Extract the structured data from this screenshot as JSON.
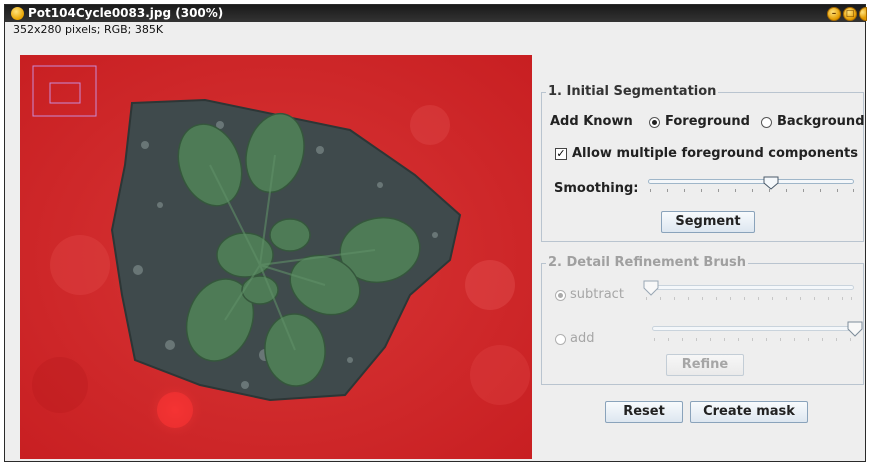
{
  "window": {
    "title": "Pot104Cycle0083.jpg (300%)",
    "info": "352x280 pixels; RGB; 385K"
  },
  "panel": {
    "initial_segmentation": {
      "title": "1. Initial Segmentation",
      "add_known_label": "Add Known",
      "foreground_label": "Foreground",
      "background_label": "Background",
      "selected": "Foreground",
      "allow_multiple_label": "Allow multiple foreground components",
      "allow_multiple_checked": true,
      "smoothing_label": "Smoothing:",
      "smoothing_value": 0.58,
      "segment_button": "Segment"
    },
    "detail_refinement": {
      "title": "2. Detail Refinement Brush",
      "subtract_label": "subtract",
      "add_label": "add",
      "selected": "subtract",
      "subtract_value": 0.0,
      "add_value": 1.0,
      "refine_button": "Refine"
    },
    "reset_button": "Reset",
    "create_mask_button": "Create mask"
  },
  "colors": {
    "overlay_red": "#d42a2a",
    "leaf_green": "#4f7d56",
    "soil_dark": "#3d4a4a"
  },
  "icons": [
    "app-icon",
    "minimize-icon",
    "maximize-icon",
    "close-icon",
    "navigator-rect"
  ]
}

..............................

▶ _STATED GOAL_
Take the data above and repeat it exactly, leaving each picture out.

▶ _EXERCISE RESULT_
Extract the structured data from this screenshot as JSON.
{
  "window": {
    "title": "Pot104Cycle0083.jpg (300%)",
    "info": "352x280 pixels; RGB; 385K"
  },
  "panel": {
    "initial_segmentation": {
      "title": "1. Initial Segmentation",
      "add_known_label": "Add Known",
      "foreground_label": "Foreground",
      "background_label": "Background",
      "selected": "Foreground",
      "allow_multiple_label": "Allow multiple foreground components",
      "allow_multiple_checked": true,
      "smoothing_label": "Smoothing:",
      "smoothing_value": 0.58,
      "segment_button": "Segment"
    },
    "detail_refinement": {
      "title": "2. Detail Refinement Brush",
      "subtract_label": "subtract",
      "add_label": "add",
      "selected": "subtract",
      "subtract_value": 0.0,
      "add_value": 1.0,
      "refine_button": "Refine"
    },
    "reset_button": "Reset",
    "create_mask_button": "Create mask"
  },
  "colors": {
    "overlay_red": "#d42a2a",
    "leaf_green": "#4f7d56",
    "soil_dark": "#3d4a4a"
  },
  "icons": [
    "app-icon",
    "minimize-icon",
    "maximize-icon",
    "close-icon",
    "navigator-rect"
  ]
}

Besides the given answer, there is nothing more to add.